Scan the data below and pick out the lines containing the word "єднаної".

════════════════════

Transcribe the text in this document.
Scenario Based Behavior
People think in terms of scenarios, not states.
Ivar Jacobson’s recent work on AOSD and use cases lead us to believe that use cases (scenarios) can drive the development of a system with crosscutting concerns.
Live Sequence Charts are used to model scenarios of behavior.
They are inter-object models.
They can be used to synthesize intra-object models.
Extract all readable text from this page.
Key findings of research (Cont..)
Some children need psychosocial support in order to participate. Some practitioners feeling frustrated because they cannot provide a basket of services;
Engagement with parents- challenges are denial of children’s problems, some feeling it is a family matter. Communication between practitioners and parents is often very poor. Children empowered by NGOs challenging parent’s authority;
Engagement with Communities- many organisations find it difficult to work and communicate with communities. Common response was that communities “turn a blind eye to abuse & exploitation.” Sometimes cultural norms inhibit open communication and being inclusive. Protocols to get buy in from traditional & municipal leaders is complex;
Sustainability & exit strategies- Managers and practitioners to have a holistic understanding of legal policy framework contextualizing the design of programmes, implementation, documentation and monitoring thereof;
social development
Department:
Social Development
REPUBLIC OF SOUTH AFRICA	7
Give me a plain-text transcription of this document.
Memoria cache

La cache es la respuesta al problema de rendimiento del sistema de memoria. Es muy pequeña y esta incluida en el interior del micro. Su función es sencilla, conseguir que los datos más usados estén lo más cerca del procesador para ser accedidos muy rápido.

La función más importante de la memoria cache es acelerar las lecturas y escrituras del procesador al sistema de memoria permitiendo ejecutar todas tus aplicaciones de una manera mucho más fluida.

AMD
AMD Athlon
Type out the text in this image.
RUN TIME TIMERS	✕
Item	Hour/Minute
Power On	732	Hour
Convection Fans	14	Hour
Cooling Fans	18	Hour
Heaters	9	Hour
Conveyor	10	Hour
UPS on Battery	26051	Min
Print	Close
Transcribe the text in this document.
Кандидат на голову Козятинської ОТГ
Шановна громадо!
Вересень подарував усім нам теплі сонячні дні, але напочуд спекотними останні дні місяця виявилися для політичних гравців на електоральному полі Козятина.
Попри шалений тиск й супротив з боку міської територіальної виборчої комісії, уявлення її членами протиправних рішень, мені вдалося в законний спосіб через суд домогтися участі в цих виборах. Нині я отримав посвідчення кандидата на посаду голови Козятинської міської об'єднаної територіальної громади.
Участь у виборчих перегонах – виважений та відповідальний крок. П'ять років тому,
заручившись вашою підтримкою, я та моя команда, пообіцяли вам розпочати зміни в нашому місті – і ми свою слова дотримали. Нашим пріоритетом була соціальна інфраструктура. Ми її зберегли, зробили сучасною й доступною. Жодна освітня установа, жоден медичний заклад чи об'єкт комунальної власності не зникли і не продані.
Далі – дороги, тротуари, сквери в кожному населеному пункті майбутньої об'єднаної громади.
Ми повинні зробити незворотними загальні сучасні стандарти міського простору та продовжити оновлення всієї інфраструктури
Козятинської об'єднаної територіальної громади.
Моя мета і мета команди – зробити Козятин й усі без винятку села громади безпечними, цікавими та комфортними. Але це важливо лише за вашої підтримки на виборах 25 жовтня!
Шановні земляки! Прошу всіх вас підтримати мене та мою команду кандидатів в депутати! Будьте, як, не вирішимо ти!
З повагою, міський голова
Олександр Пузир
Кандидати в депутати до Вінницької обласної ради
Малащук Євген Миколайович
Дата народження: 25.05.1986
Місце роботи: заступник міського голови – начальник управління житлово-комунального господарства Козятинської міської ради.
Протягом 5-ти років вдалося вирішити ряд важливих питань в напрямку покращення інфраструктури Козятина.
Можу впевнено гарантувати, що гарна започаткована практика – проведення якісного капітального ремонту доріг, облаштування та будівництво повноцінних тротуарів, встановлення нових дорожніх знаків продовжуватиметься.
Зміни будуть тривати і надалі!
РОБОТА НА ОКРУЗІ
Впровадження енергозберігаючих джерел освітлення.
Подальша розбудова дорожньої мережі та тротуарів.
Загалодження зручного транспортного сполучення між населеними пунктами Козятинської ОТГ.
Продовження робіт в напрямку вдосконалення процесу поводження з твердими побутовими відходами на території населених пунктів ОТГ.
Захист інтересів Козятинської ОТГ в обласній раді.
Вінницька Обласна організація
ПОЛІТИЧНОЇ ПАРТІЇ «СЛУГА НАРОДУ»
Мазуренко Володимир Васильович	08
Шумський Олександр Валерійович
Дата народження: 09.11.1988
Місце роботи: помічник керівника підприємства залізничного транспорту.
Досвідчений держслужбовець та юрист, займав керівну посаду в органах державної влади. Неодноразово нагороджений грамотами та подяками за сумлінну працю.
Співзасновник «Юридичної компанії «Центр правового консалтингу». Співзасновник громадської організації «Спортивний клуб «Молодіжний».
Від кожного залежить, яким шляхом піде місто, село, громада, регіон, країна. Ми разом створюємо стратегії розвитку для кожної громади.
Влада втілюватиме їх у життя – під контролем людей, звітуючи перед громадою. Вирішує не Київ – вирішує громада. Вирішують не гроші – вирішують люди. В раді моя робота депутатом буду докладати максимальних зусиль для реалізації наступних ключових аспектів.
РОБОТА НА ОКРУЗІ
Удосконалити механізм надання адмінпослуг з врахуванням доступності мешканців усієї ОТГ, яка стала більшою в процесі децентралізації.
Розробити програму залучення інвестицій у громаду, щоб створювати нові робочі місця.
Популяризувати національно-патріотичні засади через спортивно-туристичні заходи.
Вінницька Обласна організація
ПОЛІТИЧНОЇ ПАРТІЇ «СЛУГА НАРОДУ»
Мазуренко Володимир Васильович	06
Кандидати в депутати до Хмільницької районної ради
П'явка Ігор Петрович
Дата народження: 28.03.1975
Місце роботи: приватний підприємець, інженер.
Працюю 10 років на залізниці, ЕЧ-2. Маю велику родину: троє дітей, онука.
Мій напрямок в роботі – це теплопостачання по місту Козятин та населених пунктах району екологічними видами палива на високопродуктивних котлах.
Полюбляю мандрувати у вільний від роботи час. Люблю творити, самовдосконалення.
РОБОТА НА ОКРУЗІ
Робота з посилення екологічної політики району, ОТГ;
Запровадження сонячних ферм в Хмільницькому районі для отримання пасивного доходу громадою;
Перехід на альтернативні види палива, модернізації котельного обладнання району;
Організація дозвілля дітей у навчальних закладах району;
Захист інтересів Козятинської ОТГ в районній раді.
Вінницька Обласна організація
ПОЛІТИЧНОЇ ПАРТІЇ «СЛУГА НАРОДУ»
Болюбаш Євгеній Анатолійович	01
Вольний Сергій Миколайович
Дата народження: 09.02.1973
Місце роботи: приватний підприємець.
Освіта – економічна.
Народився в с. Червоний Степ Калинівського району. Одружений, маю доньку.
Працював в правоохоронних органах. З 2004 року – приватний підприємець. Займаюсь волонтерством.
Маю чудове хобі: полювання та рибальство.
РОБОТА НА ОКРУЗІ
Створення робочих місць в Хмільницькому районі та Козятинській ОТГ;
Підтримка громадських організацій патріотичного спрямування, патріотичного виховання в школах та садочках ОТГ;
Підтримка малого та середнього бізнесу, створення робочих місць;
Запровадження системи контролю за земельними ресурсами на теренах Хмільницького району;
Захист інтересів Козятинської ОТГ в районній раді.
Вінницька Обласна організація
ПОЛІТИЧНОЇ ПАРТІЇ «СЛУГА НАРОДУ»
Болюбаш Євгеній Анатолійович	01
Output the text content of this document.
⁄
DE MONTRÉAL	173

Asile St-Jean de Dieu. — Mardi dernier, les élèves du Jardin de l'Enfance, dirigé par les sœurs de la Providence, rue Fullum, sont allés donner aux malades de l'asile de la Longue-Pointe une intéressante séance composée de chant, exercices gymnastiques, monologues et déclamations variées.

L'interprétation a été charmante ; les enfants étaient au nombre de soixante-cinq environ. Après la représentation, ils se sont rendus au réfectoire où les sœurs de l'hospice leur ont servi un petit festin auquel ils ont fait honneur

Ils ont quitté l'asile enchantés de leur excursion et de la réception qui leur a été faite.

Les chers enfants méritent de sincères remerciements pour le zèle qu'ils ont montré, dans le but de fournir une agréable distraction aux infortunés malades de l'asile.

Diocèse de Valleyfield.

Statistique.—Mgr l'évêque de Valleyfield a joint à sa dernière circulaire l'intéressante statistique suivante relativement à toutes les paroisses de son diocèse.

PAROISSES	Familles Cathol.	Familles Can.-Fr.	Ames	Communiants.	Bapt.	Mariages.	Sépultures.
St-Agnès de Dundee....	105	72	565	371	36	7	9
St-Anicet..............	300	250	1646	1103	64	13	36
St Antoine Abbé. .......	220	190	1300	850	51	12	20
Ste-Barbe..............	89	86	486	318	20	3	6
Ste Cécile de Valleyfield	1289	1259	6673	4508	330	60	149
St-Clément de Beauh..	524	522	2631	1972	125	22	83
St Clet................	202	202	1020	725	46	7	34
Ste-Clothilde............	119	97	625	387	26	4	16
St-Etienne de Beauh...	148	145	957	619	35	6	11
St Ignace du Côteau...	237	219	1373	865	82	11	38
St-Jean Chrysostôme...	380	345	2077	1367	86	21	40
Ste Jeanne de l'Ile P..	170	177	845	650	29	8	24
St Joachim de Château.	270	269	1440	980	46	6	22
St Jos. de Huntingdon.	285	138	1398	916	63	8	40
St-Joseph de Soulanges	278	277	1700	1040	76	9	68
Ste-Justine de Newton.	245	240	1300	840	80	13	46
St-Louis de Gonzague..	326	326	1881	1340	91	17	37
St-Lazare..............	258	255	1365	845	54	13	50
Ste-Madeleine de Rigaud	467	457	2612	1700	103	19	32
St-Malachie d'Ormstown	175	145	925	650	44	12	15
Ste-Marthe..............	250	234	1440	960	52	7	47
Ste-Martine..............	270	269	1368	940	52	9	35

════════════════════

Expected answer
Попри шалений тиск й супротив з боку міської територіальної виборчої комісії, уявлення її членами протиправних рішень, мені вдалося в законний спосіб через суд домогтися участі в цих виборах. Нині я отримав посвідчення кандидата на посаду голови Козятинської міської об'єднаної територіальної громади.
Далі – дороги, тротуари, сквери в кожному населеному пункті майбутньої об'єднаної громади.
Козятинської об'єднаної територіальної громади.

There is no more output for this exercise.